**Exercise details**
Lines holding the string "картинах" are the ones to copy; find them all in the data.

* start Records for this exercise *

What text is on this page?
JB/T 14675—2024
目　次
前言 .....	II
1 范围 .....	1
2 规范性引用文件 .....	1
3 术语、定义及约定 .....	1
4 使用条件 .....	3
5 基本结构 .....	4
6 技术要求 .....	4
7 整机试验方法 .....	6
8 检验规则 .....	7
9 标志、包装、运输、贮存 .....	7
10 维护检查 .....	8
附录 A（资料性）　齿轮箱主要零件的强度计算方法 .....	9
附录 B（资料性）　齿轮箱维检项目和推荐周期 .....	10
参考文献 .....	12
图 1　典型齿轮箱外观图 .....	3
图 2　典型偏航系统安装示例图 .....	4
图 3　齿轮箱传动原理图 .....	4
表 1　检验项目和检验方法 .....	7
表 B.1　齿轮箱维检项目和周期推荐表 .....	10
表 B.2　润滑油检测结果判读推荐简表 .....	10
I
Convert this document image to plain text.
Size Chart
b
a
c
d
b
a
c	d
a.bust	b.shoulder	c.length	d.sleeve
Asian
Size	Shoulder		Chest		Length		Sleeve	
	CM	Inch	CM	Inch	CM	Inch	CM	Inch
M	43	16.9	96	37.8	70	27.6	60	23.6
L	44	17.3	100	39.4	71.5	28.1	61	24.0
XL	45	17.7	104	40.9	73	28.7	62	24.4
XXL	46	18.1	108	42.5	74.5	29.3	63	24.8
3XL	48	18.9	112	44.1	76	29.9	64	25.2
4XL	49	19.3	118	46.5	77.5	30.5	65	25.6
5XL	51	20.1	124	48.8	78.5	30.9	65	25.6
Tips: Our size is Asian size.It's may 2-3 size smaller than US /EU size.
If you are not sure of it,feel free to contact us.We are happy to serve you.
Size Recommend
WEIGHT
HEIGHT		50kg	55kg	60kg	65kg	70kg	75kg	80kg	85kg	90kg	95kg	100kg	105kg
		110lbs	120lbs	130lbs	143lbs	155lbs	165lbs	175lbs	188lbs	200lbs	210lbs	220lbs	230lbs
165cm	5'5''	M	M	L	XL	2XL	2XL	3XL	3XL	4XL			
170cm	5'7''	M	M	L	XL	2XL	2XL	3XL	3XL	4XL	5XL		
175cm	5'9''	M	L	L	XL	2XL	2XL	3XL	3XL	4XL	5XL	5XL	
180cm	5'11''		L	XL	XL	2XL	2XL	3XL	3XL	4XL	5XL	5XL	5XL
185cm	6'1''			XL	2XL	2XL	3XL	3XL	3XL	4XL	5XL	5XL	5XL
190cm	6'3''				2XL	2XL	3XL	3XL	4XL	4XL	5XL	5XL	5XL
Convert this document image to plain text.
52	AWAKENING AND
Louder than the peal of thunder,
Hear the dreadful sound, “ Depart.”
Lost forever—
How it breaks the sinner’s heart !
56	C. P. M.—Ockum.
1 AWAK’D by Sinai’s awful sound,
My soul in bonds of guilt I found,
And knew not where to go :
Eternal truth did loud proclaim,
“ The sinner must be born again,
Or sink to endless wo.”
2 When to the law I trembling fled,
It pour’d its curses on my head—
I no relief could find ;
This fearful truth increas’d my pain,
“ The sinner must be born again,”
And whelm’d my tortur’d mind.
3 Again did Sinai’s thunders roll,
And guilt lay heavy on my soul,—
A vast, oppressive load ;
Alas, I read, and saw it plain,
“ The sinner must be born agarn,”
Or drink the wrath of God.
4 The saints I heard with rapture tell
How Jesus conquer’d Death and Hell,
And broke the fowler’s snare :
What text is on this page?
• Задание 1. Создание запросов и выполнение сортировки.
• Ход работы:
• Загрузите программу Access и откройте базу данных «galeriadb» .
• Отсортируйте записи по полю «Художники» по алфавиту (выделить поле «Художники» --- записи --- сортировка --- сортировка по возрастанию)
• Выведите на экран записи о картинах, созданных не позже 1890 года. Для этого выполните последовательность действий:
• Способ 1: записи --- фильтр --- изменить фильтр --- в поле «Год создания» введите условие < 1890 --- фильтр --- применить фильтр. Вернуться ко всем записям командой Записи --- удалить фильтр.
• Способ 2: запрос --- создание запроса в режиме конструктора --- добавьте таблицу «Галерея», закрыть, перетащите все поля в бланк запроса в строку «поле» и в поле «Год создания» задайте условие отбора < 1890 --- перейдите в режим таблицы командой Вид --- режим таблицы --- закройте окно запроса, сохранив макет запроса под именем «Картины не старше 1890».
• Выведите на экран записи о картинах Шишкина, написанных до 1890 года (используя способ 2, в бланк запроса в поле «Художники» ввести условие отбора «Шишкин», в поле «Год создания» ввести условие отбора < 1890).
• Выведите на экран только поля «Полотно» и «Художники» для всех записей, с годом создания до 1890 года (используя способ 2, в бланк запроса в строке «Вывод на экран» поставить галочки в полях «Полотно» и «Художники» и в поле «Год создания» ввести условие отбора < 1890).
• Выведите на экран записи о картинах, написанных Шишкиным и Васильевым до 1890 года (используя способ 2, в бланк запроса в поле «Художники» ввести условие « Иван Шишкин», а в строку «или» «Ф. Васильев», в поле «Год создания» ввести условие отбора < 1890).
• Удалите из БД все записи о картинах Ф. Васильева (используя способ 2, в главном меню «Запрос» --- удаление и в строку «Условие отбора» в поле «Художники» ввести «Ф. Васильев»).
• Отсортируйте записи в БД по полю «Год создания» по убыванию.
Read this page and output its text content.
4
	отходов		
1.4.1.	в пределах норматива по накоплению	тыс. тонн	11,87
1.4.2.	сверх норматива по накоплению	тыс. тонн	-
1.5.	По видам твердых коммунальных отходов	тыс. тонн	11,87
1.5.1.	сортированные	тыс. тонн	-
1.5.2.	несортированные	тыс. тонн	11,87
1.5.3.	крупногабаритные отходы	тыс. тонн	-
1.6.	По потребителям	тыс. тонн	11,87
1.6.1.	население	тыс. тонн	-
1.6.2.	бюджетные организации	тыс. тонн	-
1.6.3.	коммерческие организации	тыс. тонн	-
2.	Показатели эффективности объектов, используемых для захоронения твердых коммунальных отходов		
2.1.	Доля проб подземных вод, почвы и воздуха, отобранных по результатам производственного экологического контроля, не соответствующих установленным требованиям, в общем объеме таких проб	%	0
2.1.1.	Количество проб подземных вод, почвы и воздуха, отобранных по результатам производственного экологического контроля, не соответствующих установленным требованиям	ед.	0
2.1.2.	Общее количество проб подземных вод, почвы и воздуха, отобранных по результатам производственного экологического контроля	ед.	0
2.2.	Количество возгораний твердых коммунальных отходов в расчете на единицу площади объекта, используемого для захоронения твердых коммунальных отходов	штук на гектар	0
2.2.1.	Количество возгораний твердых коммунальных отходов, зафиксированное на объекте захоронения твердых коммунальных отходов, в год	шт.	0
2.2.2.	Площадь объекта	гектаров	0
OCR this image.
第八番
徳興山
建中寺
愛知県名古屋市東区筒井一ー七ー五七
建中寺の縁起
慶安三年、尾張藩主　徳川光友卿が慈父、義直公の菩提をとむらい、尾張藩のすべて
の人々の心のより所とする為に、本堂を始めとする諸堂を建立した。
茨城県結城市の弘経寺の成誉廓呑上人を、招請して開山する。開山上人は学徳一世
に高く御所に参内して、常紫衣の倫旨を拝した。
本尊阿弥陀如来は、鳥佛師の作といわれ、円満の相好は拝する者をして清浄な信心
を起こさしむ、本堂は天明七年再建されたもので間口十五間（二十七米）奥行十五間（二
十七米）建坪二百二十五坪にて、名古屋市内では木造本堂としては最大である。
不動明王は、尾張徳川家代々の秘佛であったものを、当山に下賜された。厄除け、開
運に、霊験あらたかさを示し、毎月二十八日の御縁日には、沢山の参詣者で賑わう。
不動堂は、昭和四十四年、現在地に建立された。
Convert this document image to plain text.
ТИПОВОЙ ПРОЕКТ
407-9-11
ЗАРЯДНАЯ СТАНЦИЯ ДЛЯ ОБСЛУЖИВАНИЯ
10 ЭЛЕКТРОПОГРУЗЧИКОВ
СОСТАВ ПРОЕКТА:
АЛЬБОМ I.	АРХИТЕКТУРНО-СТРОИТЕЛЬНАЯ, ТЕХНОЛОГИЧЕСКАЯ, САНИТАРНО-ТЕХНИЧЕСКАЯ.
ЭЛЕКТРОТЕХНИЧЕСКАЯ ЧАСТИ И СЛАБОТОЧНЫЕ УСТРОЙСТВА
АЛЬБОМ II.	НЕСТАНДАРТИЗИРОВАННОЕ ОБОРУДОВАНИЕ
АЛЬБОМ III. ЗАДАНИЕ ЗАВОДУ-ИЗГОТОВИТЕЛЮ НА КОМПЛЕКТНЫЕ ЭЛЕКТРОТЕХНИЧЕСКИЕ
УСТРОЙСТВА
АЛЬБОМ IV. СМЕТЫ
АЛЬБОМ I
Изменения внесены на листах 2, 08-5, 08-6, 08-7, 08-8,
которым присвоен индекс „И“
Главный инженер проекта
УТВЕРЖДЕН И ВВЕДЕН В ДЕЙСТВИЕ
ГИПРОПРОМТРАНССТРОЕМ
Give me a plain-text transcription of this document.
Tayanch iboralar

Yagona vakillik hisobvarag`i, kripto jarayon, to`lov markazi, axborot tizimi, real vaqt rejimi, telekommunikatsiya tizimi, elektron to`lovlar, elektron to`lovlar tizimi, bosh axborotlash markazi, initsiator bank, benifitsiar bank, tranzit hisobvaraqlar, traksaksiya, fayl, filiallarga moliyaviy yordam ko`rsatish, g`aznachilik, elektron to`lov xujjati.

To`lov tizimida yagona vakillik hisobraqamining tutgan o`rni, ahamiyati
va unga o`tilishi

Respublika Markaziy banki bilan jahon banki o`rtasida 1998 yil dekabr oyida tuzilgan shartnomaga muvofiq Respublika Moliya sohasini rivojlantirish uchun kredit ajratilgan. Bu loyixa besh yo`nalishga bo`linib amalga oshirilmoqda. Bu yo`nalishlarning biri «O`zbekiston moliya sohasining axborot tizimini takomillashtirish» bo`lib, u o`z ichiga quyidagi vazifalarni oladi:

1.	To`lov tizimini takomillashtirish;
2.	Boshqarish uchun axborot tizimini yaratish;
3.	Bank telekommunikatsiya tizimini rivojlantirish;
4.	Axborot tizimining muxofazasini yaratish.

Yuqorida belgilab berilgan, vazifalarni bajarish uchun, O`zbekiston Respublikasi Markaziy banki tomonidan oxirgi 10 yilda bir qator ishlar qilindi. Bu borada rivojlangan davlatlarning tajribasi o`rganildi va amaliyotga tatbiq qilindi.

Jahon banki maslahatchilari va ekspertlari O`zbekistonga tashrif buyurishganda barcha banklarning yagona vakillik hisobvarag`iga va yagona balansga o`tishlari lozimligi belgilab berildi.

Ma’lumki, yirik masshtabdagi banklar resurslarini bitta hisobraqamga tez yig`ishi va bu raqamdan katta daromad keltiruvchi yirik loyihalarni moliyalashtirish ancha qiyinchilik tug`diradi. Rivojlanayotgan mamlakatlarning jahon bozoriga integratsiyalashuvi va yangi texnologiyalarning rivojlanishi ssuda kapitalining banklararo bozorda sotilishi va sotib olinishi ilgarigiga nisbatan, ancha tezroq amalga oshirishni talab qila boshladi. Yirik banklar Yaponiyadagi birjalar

* end Records for this exercise *

**Correct response**
• Выведите на экран записи о картинах, созданных не позже 1890 года. Для этого выполните последовательность действий:
• Выведите на экран записи о картинах Шишкина, написанных до 1890 года (используя способ 2, в бланк запроса в поле «Художники» ввести условие отбора «Шишкин», в поле «Год создания» ввести условие отбора < 1890).
• Выведите на экран записи о картинах, написанных Шишкиным и Васильевым до 1890 года (используя способ 2, в бланк запроса в поле «Художники» ввести условие « Иван Шишкин», а в строку «или» «Ф. Васильев», в поле «Год создания» ввести условие отбора < 1890).
• Удалите из БД все записи о картинах Ф. Васильева (используя способ 2, в главном меню «Запрос» --- удаление и в строку «Условие отбора» в поле «Художники» ввести «Ф. Васильев»).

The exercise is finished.